Stored dataset items:
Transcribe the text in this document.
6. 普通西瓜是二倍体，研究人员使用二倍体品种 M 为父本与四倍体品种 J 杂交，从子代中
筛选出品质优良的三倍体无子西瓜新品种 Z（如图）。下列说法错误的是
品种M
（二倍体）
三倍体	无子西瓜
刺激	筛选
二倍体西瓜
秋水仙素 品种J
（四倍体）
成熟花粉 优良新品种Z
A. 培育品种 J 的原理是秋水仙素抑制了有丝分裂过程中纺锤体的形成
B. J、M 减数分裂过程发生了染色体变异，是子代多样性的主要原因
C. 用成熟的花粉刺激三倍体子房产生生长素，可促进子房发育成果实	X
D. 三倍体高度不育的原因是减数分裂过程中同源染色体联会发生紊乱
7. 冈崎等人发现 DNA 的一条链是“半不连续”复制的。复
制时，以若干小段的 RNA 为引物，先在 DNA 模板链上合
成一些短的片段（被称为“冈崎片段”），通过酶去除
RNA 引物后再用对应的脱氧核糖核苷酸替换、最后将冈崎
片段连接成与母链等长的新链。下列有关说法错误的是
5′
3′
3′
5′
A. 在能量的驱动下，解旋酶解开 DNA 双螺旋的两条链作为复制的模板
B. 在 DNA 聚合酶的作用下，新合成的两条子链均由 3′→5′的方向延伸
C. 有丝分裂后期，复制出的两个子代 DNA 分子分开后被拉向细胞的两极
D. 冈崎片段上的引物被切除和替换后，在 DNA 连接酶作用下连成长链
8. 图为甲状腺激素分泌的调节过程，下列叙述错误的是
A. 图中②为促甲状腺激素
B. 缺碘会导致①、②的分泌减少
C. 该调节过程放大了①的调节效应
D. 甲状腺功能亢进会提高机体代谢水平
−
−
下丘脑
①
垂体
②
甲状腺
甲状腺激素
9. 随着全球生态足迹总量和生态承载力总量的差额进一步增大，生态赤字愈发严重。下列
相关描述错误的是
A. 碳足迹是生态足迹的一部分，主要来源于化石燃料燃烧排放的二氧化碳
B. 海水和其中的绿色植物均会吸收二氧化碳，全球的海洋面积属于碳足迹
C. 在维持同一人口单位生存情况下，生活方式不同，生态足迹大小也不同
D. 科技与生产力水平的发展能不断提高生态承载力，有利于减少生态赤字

> [Exercise goal] Copy the data above exactly. Every line must be included.

> [Exercise result]
Transcribe the text in this document.
6. 普通西瓜是二倍体，研究人员使用二倍体品种 M 为父本与四倍体品种 J 杂交，从子代中
筛选出品质优良的三倍体无子西瓜新品种 Z（如图）。下列说法错误的是
品种M
（二倍体）
三倍体	无子西瓜
刺激	筛选
二倍体西瓜
秋水仙素 品种J
（四倍体）
成熟花粉 优良新品种Z
A. 培育品种 J 的原理是秋水仙素抑制了有丝分裂过程中纺锤体的形成
B. J、M 减数分裂过程发生了染色体变异，是子代多样性的主要原因
C. 用成熟的花粉刺激三倍体子房产生生长素，可促进子房发育成果实	X
D. 三倍体高度不育的原因是减数分裂过程中同源染色体联会发生紊乱
7. 冈崎等人发现 DNA 的一条链是“半不连续”复制的。复
制时，以若干小段的 RNA 为引物，先在 DNA 模板链上合
成一些短的片段（被称为“冈崎片段”），通过酶去除
RNA 引物后再用对应的脱氧核糖核苷酸替换、最后将冈崎
片段连接成与母链等长的新链。下列有关说法错误的是
5′
3′
3′
5′
A. 在能量的驱动下，解旋酶解开 DNA 双螺旋的两条链作为复制的模板
B. 在 DNA 聚合酶的作用下，新合成的两条子链均由 3′→5′的方向延伸
C. 有丝分裂后期，复制出的两个子代 DNA 分子分开后被拉向细胞的两极
D. 冈崎片段上的引物被切除和替换后，在 DNA 连接酶作用下连成长链
8. 图为甲状腺激素分泌的调节过程，下列叙述错误的是
A. 图中②为促甲状腺激素
B. 缺碘会导致①、②的分泌减少
C. 该调节过程放大了①的调节效应
D. 甲状腺功能亢进会提高机体代谢水平
−
−
下丘脑
①
垂体
②
甲状腺
甲状腺激素
9. 随着全球生态足迹总量和生态承载力总量的差额进一步增大，生态赤字愈发严重。下列
相关描述错误的是
A. 碳足迹是生态足迹的一部分，主要来源于化石燃料燃烧排放的二氧化碳
B. 海水和其中的绿色植物均会吸收二氧化碳，全球的海洋面积属于碳足迹
C. 在维持同一人口单位生存情况下，生活方式不同，生态足迹大小也不同
D. 科技与生产力水平的发展能不断提高生态承载力，有利于减少生态赤字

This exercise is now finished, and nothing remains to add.